**Request**
In the data below, find every line that has the string "Disposal", and copy it.

#### Material shown ####

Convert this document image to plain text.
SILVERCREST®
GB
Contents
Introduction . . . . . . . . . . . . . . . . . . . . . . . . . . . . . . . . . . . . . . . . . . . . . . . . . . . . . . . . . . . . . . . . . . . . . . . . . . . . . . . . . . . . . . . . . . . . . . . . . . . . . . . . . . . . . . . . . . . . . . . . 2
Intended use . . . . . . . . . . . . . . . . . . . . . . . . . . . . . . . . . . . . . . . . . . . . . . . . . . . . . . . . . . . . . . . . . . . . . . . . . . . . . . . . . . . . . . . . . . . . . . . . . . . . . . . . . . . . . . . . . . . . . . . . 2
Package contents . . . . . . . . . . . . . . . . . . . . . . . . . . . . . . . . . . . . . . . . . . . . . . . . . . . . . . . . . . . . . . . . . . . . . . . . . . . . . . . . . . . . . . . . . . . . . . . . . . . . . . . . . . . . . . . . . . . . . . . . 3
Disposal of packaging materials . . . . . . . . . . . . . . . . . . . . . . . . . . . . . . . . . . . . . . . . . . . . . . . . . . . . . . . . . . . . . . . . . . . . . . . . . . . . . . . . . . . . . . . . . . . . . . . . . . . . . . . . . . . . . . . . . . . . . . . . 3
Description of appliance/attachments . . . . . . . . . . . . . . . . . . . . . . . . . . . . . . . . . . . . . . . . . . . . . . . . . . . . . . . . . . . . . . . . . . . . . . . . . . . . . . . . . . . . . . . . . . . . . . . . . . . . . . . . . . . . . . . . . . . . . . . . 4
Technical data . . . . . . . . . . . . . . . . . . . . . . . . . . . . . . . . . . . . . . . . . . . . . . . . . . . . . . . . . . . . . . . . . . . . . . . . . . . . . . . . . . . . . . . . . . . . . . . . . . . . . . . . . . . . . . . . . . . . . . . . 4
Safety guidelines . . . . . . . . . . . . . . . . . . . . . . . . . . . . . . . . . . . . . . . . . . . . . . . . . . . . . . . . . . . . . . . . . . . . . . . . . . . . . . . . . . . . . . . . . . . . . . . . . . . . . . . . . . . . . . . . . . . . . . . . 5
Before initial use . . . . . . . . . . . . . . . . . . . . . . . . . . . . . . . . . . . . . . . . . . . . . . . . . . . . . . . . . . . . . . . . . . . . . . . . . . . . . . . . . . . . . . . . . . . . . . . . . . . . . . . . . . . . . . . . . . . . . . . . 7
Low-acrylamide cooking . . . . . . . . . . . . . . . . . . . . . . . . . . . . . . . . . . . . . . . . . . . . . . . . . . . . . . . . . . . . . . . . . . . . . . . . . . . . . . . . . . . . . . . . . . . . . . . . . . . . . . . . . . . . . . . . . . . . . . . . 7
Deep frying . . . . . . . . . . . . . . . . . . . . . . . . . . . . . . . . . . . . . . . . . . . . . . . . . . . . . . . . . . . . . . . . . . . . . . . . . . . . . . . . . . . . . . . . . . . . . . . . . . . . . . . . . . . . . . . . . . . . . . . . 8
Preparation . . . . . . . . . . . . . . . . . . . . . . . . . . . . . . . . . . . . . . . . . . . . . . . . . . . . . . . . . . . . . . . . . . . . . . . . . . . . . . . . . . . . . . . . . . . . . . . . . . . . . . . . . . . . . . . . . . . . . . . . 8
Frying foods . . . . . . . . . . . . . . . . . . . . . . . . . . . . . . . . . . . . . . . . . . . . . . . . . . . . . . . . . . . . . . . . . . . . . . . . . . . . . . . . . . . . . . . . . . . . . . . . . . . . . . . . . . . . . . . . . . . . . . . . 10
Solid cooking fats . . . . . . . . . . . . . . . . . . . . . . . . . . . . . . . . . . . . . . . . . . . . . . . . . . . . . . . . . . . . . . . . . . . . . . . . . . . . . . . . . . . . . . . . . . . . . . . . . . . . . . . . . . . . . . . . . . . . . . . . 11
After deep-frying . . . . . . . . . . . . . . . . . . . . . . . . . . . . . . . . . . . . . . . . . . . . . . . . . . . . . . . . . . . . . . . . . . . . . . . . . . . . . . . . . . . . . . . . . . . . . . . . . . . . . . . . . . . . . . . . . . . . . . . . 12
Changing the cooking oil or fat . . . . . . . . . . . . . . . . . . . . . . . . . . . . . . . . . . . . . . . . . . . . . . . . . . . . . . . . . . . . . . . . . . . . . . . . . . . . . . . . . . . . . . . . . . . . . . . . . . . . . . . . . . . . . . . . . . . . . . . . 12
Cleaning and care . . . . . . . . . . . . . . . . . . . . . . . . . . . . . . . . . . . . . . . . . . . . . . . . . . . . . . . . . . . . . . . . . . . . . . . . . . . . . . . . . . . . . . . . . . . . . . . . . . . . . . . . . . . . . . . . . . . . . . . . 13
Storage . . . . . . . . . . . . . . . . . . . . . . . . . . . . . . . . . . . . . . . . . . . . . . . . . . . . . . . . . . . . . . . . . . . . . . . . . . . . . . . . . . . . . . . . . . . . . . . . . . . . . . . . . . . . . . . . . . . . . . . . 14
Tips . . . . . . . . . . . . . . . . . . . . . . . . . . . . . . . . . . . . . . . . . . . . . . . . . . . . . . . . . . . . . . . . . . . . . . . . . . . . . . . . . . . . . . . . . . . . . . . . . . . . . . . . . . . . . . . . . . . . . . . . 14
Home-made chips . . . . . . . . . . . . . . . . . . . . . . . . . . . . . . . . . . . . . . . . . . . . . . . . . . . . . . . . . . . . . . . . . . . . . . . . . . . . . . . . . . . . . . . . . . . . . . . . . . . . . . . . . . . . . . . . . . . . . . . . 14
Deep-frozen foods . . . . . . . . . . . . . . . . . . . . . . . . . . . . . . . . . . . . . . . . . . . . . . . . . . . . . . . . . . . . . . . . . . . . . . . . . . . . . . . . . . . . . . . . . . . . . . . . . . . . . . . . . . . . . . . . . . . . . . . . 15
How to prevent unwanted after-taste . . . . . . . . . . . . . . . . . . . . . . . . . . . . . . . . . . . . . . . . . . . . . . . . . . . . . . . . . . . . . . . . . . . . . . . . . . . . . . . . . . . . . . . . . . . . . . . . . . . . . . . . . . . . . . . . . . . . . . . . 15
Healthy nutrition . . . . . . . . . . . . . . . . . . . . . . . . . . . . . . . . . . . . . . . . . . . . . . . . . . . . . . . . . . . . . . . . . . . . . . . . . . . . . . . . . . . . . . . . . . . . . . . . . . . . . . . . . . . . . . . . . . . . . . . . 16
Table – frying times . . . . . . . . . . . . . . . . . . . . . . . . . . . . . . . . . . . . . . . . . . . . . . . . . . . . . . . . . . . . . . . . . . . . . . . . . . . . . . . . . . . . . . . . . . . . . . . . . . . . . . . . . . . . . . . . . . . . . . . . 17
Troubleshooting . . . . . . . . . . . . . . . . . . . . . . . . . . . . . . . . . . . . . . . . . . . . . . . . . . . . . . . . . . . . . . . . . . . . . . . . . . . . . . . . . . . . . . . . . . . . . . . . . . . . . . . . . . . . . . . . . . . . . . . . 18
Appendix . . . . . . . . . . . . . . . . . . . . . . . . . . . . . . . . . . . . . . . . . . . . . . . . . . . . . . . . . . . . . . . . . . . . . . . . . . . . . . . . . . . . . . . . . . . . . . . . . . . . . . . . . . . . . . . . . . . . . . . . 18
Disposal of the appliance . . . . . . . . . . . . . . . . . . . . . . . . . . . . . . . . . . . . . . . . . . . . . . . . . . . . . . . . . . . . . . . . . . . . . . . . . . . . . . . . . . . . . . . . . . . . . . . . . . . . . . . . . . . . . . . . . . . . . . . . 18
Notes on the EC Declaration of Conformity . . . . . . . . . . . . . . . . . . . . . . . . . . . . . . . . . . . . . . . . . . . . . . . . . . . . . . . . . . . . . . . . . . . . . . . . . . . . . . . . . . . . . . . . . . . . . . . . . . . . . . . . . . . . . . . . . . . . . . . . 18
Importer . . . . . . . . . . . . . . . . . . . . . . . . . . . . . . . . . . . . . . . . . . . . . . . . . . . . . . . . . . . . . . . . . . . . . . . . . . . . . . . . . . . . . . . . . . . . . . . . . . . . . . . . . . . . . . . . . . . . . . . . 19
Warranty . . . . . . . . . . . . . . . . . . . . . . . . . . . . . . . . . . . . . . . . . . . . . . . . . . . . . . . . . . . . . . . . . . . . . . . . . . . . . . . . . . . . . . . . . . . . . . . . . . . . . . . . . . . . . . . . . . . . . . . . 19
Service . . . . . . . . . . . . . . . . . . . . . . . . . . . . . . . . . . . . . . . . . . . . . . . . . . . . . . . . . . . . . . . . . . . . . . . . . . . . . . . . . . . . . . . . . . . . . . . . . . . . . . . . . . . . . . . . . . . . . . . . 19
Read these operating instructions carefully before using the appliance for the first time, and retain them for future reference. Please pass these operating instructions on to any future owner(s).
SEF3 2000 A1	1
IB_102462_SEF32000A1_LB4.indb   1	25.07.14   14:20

####

**Written reply**
Disposal of packaging materials . . . . . . . . . . . . . . . . . . . . . . . . . . . . . . . . . . . . . . . . . . . . . . . . . . . . . . . . . . . . . . . . . . . . . . . . . . . . . . . . . . . . . . . . . . . . . . . . . . . . . . . . . . . . . . . . . . . . . . . . 3
Disposal of the appliance . . . . . . . . . . . . . . . . . . . . . . . . . . . . . . . . . . . . . . . . . . . . . . . . . . . . . . . . . . . . . . . . . . . . . . . . . . . . . . . . . . . . . . . . . . . . . . . . . . . . . . . . . . . . . . . . . . . . . . . . 18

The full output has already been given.